Aim of the exercise:
Would you repeat verbatim the entries from the line containing "cell-2003-month-4 — [1991, 406, 2055, 412]" through the line containing "cell-2002-month-8 — [1911, 981, 1963, 1175]"?
─── Rows
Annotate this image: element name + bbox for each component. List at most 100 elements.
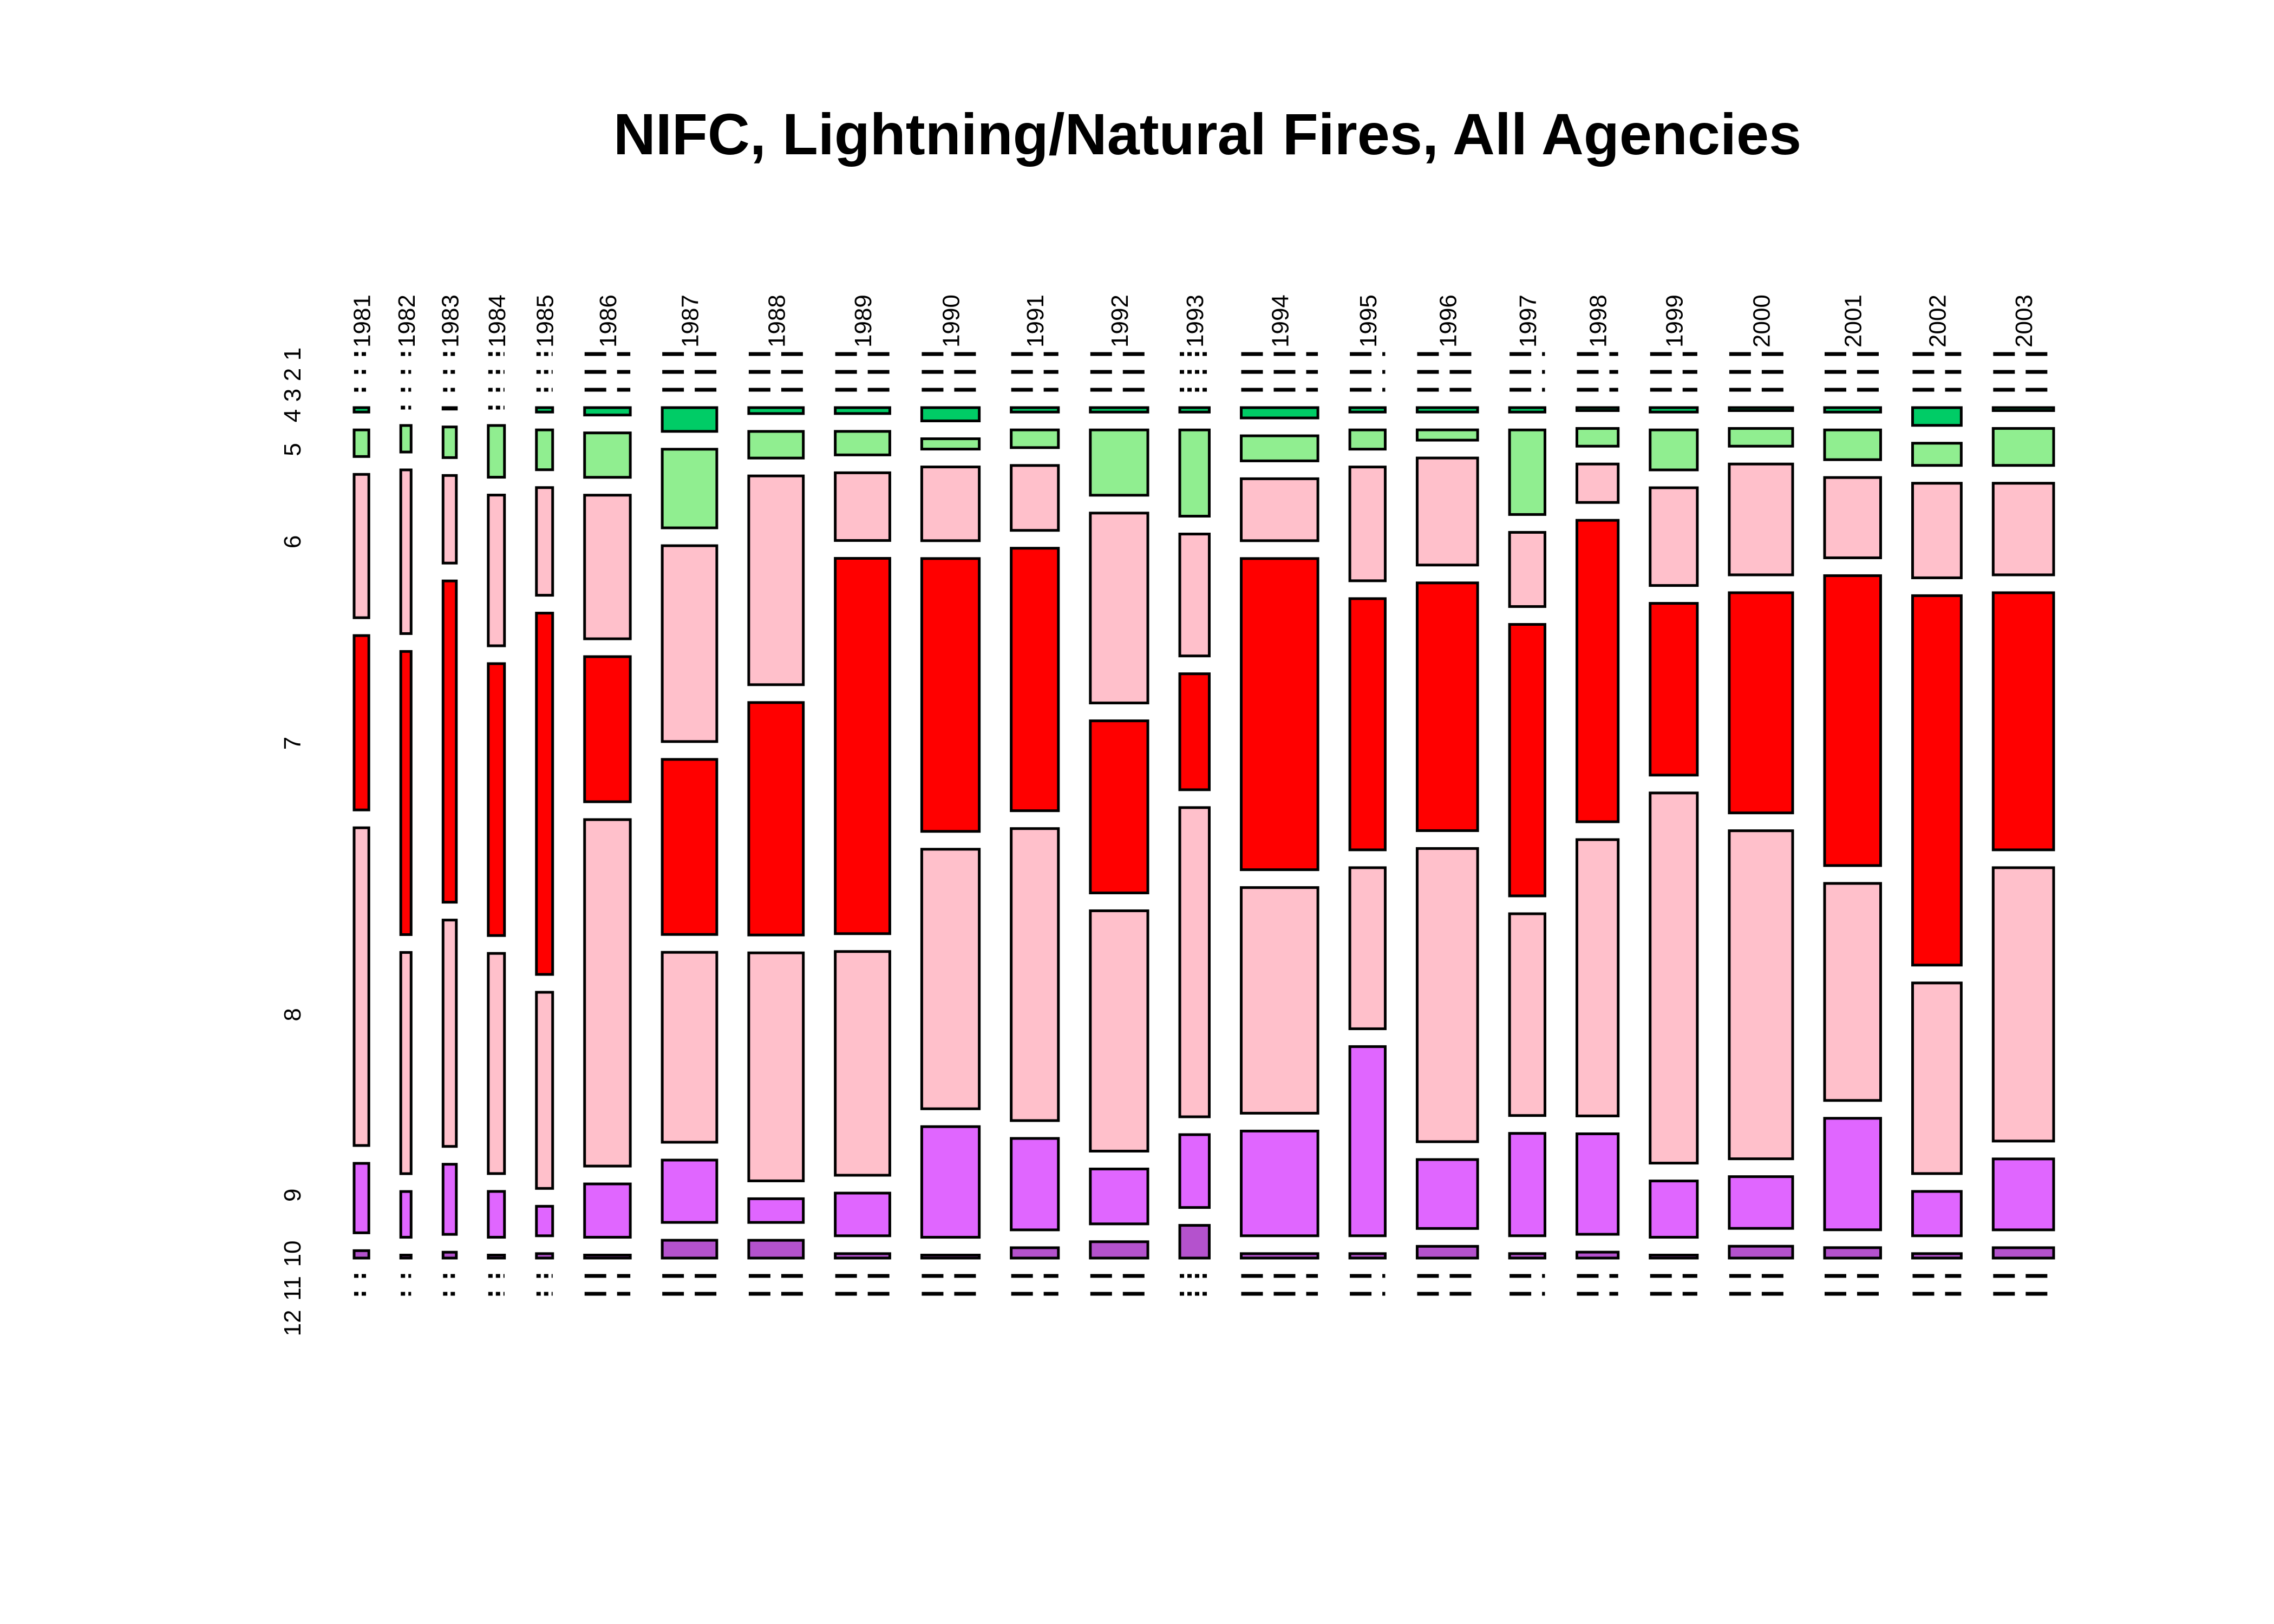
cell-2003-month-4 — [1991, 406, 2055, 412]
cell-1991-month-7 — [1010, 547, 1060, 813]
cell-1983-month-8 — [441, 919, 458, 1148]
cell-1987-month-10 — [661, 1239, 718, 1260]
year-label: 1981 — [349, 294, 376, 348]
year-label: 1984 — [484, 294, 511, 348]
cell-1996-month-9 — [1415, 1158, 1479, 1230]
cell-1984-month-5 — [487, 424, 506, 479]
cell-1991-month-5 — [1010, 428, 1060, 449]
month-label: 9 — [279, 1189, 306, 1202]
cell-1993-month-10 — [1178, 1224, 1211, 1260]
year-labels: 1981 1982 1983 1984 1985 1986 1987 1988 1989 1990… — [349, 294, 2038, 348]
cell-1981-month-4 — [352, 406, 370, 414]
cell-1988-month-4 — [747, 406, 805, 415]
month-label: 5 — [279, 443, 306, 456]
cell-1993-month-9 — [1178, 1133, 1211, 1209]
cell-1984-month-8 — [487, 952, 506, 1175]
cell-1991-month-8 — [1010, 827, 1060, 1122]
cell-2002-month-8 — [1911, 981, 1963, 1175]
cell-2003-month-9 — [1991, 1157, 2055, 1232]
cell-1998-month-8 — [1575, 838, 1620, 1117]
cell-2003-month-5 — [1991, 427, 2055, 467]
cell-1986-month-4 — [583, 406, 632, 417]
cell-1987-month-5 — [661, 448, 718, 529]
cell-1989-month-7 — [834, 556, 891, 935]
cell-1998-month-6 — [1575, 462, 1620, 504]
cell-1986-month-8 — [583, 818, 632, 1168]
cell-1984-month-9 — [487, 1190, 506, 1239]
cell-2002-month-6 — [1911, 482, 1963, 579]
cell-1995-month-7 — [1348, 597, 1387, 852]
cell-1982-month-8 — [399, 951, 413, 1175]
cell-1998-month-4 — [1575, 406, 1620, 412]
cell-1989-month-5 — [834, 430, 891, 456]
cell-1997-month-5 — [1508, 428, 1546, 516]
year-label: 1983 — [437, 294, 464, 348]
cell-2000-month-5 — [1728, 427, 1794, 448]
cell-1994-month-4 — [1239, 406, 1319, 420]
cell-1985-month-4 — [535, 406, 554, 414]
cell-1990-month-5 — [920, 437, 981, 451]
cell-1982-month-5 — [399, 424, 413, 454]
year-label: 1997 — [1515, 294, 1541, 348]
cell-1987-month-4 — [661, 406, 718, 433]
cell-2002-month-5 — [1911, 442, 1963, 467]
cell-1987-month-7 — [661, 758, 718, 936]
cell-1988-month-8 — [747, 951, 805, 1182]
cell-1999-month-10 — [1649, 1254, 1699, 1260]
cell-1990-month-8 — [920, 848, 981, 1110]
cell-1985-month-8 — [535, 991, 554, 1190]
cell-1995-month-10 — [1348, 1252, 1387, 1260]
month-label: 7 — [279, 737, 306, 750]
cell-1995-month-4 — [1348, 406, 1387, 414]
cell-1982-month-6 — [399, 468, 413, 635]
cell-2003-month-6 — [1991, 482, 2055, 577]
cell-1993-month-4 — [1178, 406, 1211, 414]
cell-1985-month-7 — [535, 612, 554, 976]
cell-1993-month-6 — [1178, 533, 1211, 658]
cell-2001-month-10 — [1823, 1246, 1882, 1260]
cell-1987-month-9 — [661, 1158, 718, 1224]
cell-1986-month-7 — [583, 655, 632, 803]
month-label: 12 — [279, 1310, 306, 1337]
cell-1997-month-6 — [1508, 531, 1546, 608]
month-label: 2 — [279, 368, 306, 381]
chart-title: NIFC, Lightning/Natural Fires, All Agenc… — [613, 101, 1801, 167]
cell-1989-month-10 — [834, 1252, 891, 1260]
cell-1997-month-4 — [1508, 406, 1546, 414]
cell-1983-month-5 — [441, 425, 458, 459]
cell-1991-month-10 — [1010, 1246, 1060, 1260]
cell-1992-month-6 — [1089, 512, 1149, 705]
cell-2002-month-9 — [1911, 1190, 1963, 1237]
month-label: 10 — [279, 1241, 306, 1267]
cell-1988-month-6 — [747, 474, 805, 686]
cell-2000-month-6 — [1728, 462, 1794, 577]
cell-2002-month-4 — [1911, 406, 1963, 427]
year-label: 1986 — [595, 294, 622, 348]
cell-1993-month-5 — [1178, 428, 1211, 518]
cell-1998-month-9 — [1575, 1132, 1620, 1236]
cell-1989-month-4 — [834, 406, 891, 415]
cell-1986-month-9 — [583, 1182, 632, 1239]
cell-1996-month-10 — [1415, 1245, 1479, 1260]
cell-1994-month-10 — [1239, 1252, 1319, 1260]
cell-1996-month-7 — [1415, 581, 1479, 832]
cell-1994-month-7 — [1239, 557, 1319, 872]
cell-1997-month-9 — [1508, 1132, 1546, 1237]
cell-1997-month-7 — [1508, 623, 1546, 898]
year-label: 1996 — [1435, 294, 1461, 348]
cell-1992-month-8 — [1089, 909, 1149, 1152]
──────
The response:
cell-2003-month-4 — [1991, 406, 2055, 412]
cell-1991-month-7 — [1010, 547, 1060, 813]
cell-1983-month-8 — [441, 919, 458, 1148]
cell-1987-month-10 — [661, 1239, 718, 1260]
year-label: 1981 — [349, 294, 376, 348]
year-label: 1984 — [484, 294, 511, 348]
cell-1996-month-9 — [1415, 1158, 1479, 1230]
cell-1984-month-5 — [487, 424, 506, 479]
cell-1991-month-5 — [1010, 428, 1060, 449]
month-label: 9 — [279, 1189, 306, 1202]
cell-1993-month-10 — [1178, 1224, 1211, 1260]
year-labels: 1981 1982 1983 1984 1985 1986 1987 1988 1989 1990… — [349, 294, 2038, 348]
cell-1981-month-4 — [352, 406, 370, 414]
cell-1988-month-4 — [747, 406, 805, 415]
month-label: 5 — [279, 443, 306, 456]
cell-1993-month-9 — [1178, 1133, 1211, 1209]
cell-1984-month-8 — [487, 952, 506, 1175]
cell-1991-month-8 — [1010, 827, 1060, 1122]
cell-2002-month-8 — [1911, 981, 1963, 1175]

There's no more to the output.